ENTRIES SUPPLIED:
--

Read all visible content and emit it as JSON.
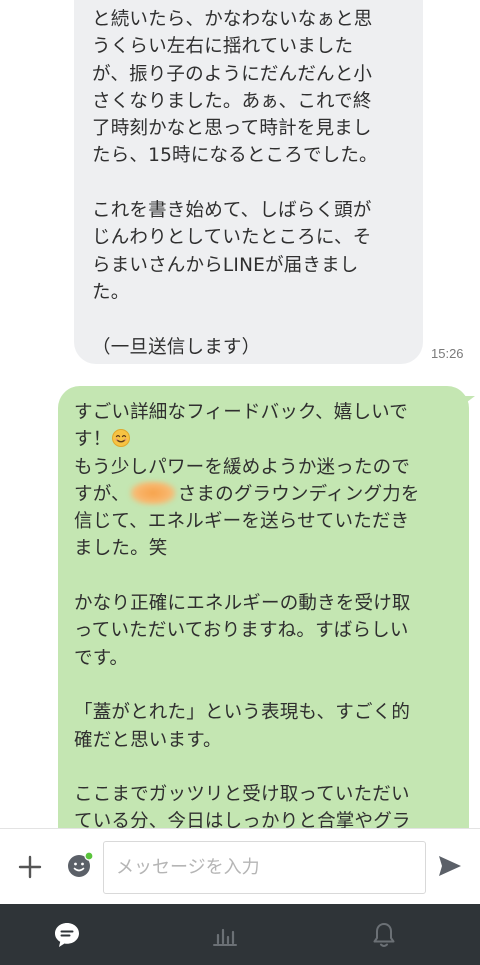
{
  "messages": {
    "incoming": {
      "text": "と続いたら、かなわないなぁと思\nうくらい左右に揺れていました\nが、振り子のようにだんだんと小\nさくなりました。あぁ、これで終\n了時刻かなと思って時計を見まし\nたら、15時になるところでした。\n\nこれを書き始めて、しばらく頭が\nじんわりとしていたところに、そ\nらまいさんからLINEが届きまし\nた。\n\n（一旦送信します）",
      "time": "15:26"
    },
    "outgoing": {
      "line1": "すごい詳細なフィードバック、嬉しいで\nす！",
      "line2": "\nもう少しパワーを緩めようか迷ったので\nすが、",
      "line3": "さまのグラウンディング力を\n信じて、エネルギーを送らせていただき\nました。笑\n\nかなり正確にエネルギーの動きを受け取\nっていただいておりますね。すばらしい\nです。\n\n「蓋がとれた」という表現も、すごく的\n確だと思います。\n\nここまでガッツリと受け取っていただい\nている分、今日はしっかりと合掌やグラ",
      "emoji": "smiling-face-emoji"
    }
  },
  "input_bar": {
    "placeholder": "メッセージを入力"
  },
  "icons": {
    "plus": "plus-icon",
    "emoji": "emoji-icon",
    "send": "send-icon"
  },
  "nav": {
    "items": [
      "chat-icon",
      "chart-icon",
      "bell-icon"
    ]
  },
  "colors": {
    "incoming_bubble": "#eeeff1",
    "outgoing_bubble": "#c4e6b2",
    "nav_background": "#2f3438",
    "online_dot": "#5ac43c"
  }
}
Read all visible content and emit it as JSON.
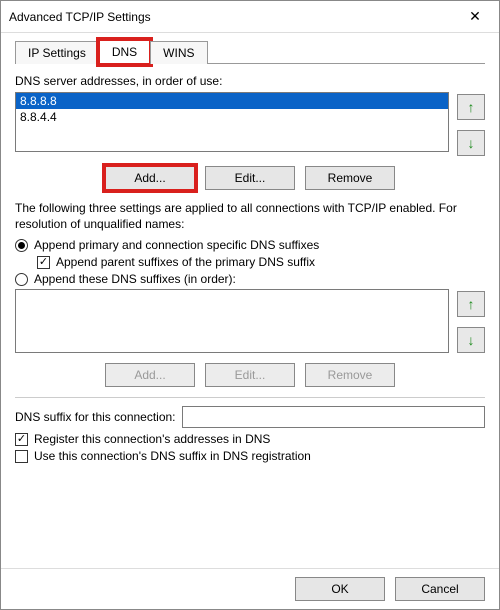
{
  "window": {
    "title": "Advanced TCP/IP Settings"
  },
  "tabs": {
    "ip": "IP Settings",
    "dns": "DNS",
    "wins": "WINS"
  },
  "dns": {
    "server_label": "DNS server addresses, in order of use:",
    "servers": [
      "8.8.8.8",
      "8.8.4.4"
    ],
    "add": "Add...",
    "edit": "Edit...",
    "remove": "Remove",
    "explain": "The following three settings are applied to all connections with TCP/IP enabled. For resolution of unqualified names:",
    "radio_primary": "Append primary and connection specific DNS suffixes",
    "check_parent": "Append parent suffixes of the primary DNS suffix",
    "radio_these": "Append these DNS suffixes (in order):",
    "suffix_add": "Add...",
    "suffix_edit": "Edit...",
    "suffix_remove": "Remove",
    "suffix_label": "DNS suffix for this connection:",
    "suffix_value": "",
    "check_register": "Register this connection's addresses in DNS",
    "check_usesuffix": "Use this connection's DNS suffix in DNS registration"
  },
  "footer": {
    "ok": "OK",
    "cancel": "Cancel"
  }
}
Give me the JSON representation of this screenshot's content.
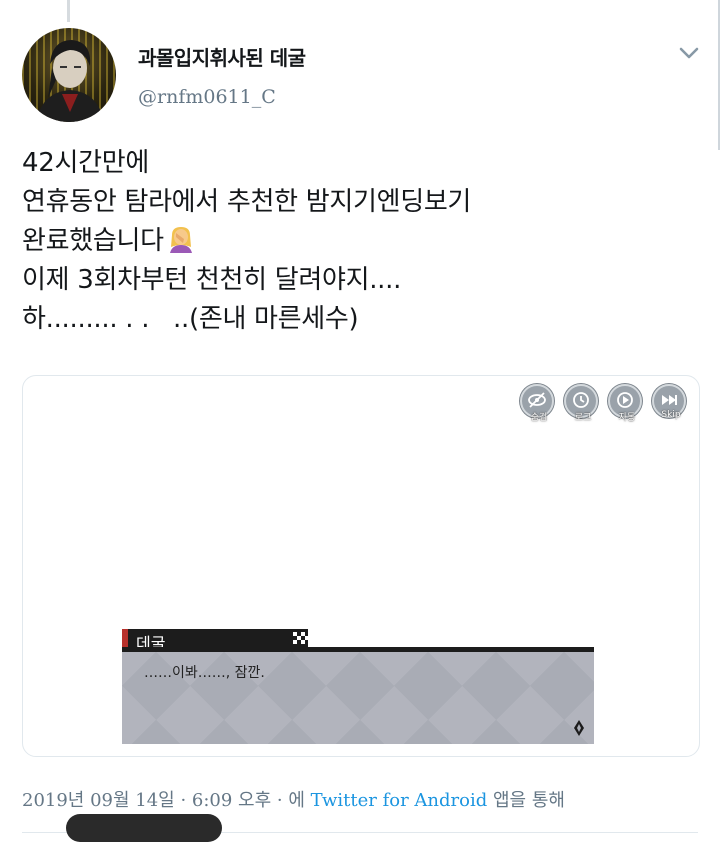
{
  "tweet": {
    "display_name": "과몰입지휘사된 데굴",
    "handle": "@rnfm0611_C",
    "lines": [
      "42시간만에",
      "연휴동안 탐라에서 추천한 밤지기엔딩보기",
      "완료했습니다",
      "이제 3회차부턴 천천히 달려야지....",
      "하......... . .   ..(존내 마른세수)"
    ],
    "emoji": "facepalm-emoji"
  },
  "media": {
    "buttons": [
      {
        "icon": "eye-slash-icon",
        "label": "숨김"
      },
      {
        "icon": "history-icon",
        "label": "로그"
      },
      {
        "icon": "play-icon",
        "label": "자동"
      },
      {
        "icon": "fast-forward-icon",
        "label": "Skip"
      }
    ],
    "speaker": "데굴",
    "dialogue": "……이봐……, 잠깐."
  },
  "footer": {
    "date": "2019년 09월 14일 · 6:09 오후 · 에 ",
    "source": "Twitter for Android",
    "suffix": " 앱을 통해"
  },
  "colors": {
    "text": "#14171a",
    "secondary": "#657786",
    "link": "#1b95e0",
    "name_accent": "#b7312c"
  }
}
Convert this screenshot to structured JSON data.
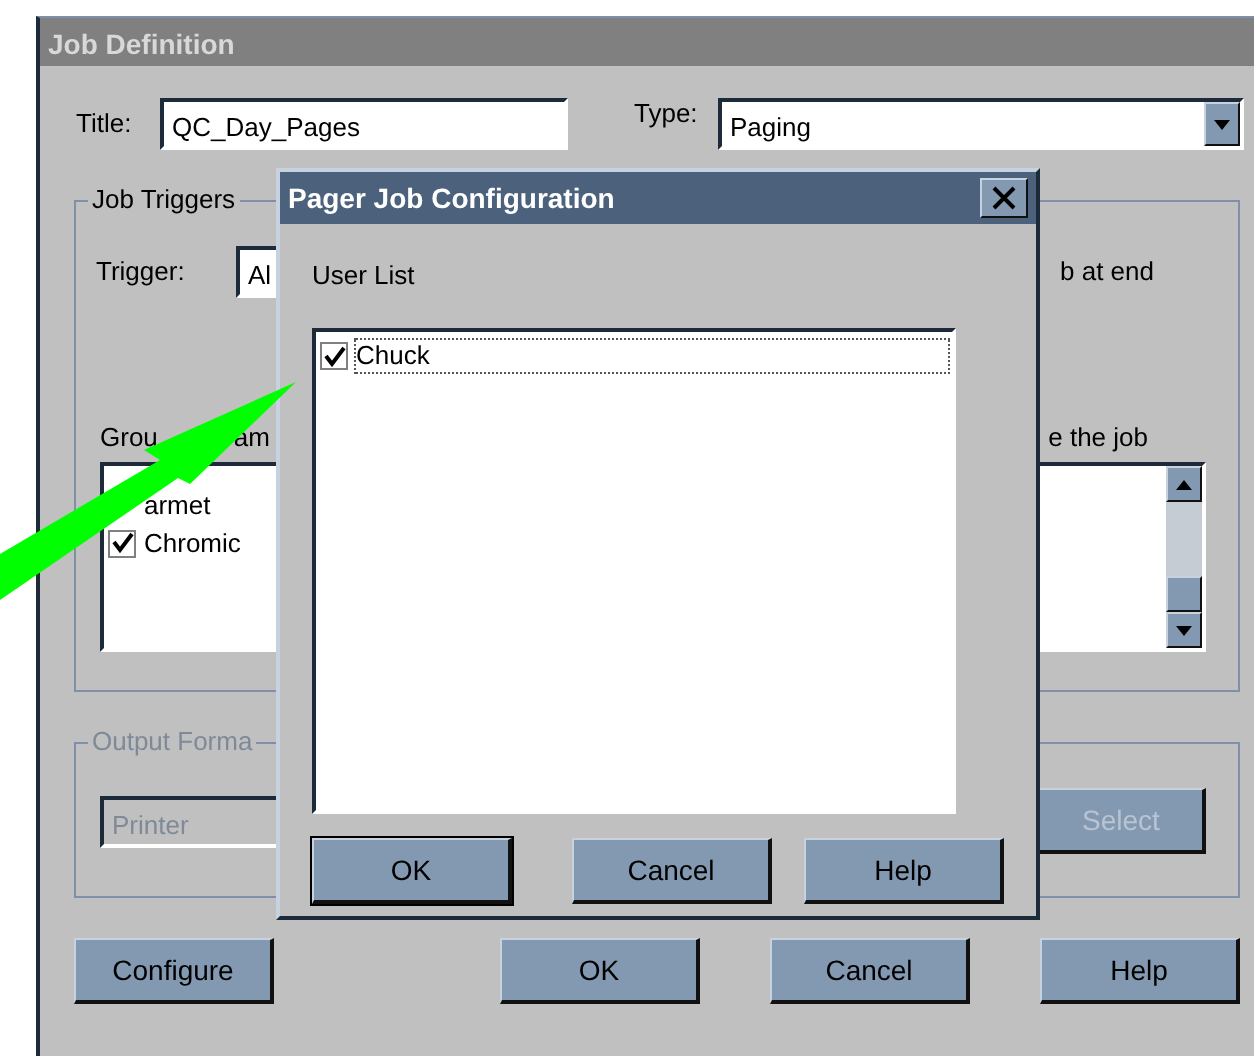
{
  "window": {
    "title": "Job Definition"
  },
  "header": {
    "title_label": "Title:",
    "title_value": "QC_Day_Pages",
    "type_label": "Type:",
    "type_value": "Paging"
  },
  "job_triggers": {
    "legend": "Job Triggers",
    "trigger_label": "Trigger:",
    "trigger_value": "Al",
    "right_note": "b at end",
    "group_label_parts": [
      "Grou",
      "am"
    ],
    "right_label": "e the job",
    "groups": [
      {
        "label": "armet"
      },
      {
        "label": "Chromic",
        "checked": true
      }
    ]
  },
  "output_format": {
    "legend": "Output Forma",
    "value": "Printer",
    "select_button": {
      "label": "Select",
      "disabled": true
    }
  },
  "buttons": [
    {
      "label": "Configure"
    },
    {
      "label": "OK"
    },
    {
      "label": "Cancel"
    },
    {
      "label": "Help"
    }
  ],
  "dialog": {
    "title": "Pager Job Configuration",
    "list_label": "User List",
    "users": [
      {
        "label": "Chuck",
        "checked": true,
        "selected": true
      }
    ],
    "buttons": [
      {
        "label": "OK",
        "default": true
      },
      {
        "label": "Cancel",
        "default": false
      },
      {
        "label": "Help",
        "default": false
      }
    ]
  }
}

--

GOAL OF THE EXERCISE: Reply with one number only: how many lines of the listing hold "Remove"?

COMPLETE RESPONSE: 2